◆ INSTRUCTIONS FOR THE TASK ◆
Gather up the lines that contain "fires".

%%

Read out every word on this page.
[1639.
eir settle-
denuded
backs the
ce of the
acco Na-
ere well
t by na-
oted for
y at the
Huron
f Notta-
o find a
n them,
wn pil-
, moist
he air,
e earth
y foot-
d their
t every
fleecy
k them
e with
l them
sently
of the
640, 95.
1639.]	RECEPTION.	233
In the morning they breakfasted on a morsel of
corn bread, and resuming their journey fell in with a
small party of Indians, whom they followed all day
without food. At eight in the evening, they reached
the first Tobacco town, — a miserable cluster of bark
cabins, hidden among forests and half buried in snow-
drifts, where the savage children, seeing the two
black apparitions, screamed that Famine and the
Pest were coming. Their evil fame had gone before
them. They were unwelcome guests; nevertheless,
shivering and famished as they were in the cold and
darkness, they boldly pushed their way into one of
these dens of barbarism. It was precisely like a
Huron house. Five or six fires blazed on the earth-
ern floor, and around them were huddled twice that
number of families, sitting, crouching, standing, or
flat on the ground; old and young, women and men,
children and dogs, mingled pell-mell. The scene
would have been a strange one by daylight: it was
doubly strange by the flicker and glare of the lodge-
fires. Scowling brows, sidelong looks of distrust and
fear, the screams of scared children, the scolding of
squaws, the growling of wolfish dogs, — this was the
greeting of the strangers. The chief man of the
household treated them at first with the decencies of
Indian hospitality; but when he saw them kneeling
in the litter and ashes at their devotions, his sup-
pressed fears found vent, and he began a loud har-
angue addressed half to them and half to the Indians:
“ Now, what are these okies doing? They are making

%%

◆ FINAL RESULT ◆
Huron house. Five or six fires blazed on the earth-
fires. Scowling brows, sidelong looks of distrust and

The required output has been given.